Task requirements
Write out each entry, exactly the way it appears.

◇ ◇ ◇

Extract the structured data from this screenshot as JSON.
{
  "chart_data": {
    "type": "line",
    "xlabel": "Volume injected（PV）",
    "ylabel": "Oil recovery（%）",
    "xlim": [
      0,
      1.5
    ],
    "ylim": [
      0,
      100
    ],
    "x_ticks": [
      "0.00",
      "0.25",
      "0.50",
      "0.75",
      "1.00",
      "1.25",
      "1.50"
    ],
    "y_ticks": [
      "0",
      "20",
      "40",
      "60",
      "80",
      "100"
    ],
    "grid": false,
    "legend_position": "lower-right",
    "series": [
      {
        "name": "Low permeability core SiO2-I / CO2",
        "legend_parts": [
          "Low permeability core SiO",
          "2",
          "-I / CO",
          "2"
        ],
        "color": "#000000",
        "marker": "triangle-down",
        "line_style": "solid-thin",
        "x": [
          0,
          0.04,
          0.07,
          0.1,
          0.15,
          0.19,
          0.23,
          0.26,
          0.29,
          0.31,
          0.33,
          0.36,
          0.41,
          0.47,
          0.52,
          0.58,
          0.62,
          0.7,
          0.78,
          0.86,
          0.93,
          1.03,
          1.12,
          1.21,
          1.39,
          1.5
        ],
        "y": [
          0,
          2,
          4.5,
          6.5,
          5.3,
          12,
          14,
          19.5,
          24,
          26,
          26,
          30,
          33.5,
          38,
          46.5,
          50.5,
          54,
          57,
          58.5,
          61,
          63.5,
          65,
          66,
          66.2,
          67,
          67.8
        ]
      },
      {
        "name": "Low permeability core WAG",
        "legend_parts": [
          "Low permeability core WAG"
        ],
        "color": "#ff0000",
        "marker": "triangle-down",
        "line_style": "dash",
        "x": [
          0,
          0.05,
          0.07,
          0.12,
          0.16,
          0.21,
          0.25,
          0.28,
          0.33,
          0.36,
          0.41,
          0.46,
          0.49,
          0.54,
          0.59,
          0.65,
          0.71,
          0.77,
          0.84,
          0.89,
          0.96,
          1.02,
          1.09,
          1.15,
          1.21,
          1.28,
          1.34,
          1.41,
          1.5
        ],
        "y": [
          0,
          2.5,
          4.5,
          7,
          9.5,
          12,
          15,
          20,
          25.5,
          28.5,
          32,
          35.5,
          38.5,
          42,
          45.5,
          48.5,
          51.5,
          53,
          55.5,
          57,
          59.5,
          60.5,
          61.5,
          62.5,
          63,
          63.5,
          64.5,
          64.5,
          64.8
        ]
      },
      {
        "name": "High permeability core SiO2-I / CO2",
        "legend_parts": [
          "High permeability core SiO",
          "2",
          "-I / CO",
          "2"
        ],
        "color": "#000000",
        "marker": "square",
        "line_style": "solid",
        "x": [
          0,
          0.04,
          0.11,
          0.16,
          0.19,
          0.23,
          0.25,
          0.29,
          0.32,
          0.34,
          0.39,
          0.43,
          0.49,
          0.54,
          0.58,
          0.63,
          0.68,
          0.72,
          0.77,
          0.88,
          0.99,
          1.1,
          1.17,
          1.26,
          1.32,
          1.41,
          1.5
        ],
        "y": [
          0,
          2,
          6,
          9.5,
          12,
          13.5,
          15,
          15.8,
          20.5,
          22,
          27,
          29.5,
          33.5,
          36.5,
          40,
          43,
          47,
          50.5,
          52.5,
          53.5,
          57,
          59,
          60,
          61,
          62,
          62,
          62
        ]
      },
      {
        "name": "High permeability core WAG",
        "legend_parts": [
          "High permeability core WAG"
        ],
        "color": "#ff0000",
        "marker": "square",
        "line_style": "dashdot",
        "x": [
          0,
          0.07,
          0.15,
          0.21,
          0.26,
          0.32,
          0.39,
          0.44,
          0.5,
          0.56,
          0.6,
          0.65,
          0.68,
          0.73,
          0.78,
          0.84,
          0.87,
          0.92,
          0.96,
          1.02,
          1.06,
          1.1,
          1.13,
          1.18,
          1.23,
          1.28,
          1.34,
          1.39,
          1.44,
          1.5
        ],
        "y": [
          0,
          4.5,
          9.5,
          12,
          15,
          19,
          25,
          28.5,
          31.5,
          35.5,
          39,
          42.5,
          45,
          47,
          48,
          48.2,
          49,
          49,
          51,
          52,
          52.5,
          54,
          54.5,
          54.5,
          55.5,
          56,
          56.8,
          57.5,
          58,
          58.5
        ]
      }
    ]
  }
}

◇ ◇ ◇

Result below
Extract the structured data from this screenshot as JSON.
{
  "chart_data": {
    "type": "line",
    "xlabel": "Volume injected（PV）",
    "ylabel": "Oil recovery（%）",
    "xlim": [
      0,
      1.5
    ],
    "ylim": [
      0,
      100
    ],
    "x_ticks": [
      "0.00",
      "0.25",
      "0.50",
      "0.75",
      "1.00",
      "1.25",
      "1.50"
    ],
    "y_ticks": [
      "0",
      "20",
      "40",
      "60",
      "80",
      "100"
    ],
    "grid": false,
    "legend_position": "lower-right",
    "series": [
      {
        "name": "Low permeability core SiO2-I / CO2",
        "legend_parts": [
          "Low permeability core SiO",
          "2",
          "-I / CO",
          "2"
        ],
        "color": "#000000",
        "marker": "triangle-down",
        "line_style": "solid-thin",
        "x": [
          0,
          0.04,
          0.07,
          0.1,
          0.15,
          0.19,
          0.23,
          0.26,
          0.29,
          0.31,
          0.33,
          0.36,
          0.41,
          0.47,
          0.52,
          0.58,
          0.62,
          0.7,
          0.78,
          0.86,
          0.93,
          1.03,
          1.12,
          1.21,
          1.39,
          1.5
        ],
        "y": [
          0,
          2,
          4.5,
          6.5,
          5.3,
          12,
          14,
          19.5,
          24,
          26,
          26,
          30,
          33.5,
          38,
          46.5,
          50.5,
          54,
          57,
          58.5,
          61,
          63.5,
          65,
          66,
          66.2,
          67,
          67.8
        ]
      },
      {
        "name": "Low permeability core WAG",
        "legend_parts": [
          "Low permeability core WAG"
        ],
        "color": "#ff0000",
        "marker": "triangle-down",
        "line_style": "dash",
        "x": [
          0,
          0.05,
          0.07,
          0.12,
          0.16,
          0.21,
          0.25,
          0.28,
          0.33,
          0.36,
          0.41,
          0.46,
          0.49,
          0.54,
          0.59,
          0.65,
          0.71,
          0.77,
          0.84,
          0.89,
          0.96,
          1.02,
          1.09,
          1.15,
          1.21,
          1.28,
          1.34,
          1.41,
          1.5
        ],
        "y": [
          0,
          2.5,
          4.5,
          7,
          9.5,
          12,
          15,
          20,
          25.5,
          28.5,
          32,
          35.5,
          38.5,
          42,
          45.5,
          48.5,
          51.5,
          53,
          55.5,
          57,
          59.5,
          60.5,
          61.5,
          62.5,
          63,
          63.5,
          64.5,
          64.5,
          64.8
        ]
      },
      {
        "name": "High permeability core SiO2-I / CO2",
        "legend_parts": [
          "High permeability core SiO",
          "2",
          "-I / CO",
          "2"
        ],
        "color": "#000000",
        "marker": "square",
        "line_style": "solid",
        "x": [
          0,
          0.04,
          0.11,
          0.16,
          0.19,
          0.23,
          0.25,
          0.29,
          0.32,
          0.34,
          0.39,
          0.43,
          0.49,
          0.54,
          0.58,
          0.63,
          0.68,
          0.72,
          0.77,
          0.88,
          0.99,
          1.1,
          1.17,
          1.26,
          1.32,
          1.41,
          1.5
        ],
        "y": [
          0,
          2,
          6,
          9.5,
          12,
          13.5,
          15,
          15.8,
          20.5,
          22,
          27,
          29.5,
          33.5,
          36.5,
          40,
          43,
          47,
          50.5,
          52.5,
          53.5,
          57,
          59,
          60,
          61,
          62,
          62,
          62
        ]
      },
      {
        "name": "High permeability core WAG",
        "legend_parts": [
          "High permeability core WAG"
        ],
        "color": "#ff0000",
        "marker": "square",
        "line_style": "dashdot",
        "x": [
          0,
          0.07,
          0.15,
          0.21,
          0.26,
          0.32,
          0.39,
          0.44,
          0.5,
          0.56,
          0.6,
          0.65,
          0.68,
          0.73,
          0.78,
          0.84,
          0.87,
          0.92,
          0.96,
          1.02,
          1.06,
          1.1,
          1.13,
          1.18,
          1.23,
          1.28,
          1.34,
          1.39,
          1.44,
          1.5
        ],
        "y": [
          0,
          4.5,
          9.5,
          12,
          15,
          19,
          25,
          28.5,
          31.5,
          35.5,
          39,
          42.5,
          45,
          47,
          48,
          48.2,
          49,
          49,
          51,
          52,
          52.5,
          54,
          54.5,
          54.5,
          55.5,
          56,
          56.8,
          57.5,
          58,
          58.5
        ]
      }
    ]
  }
}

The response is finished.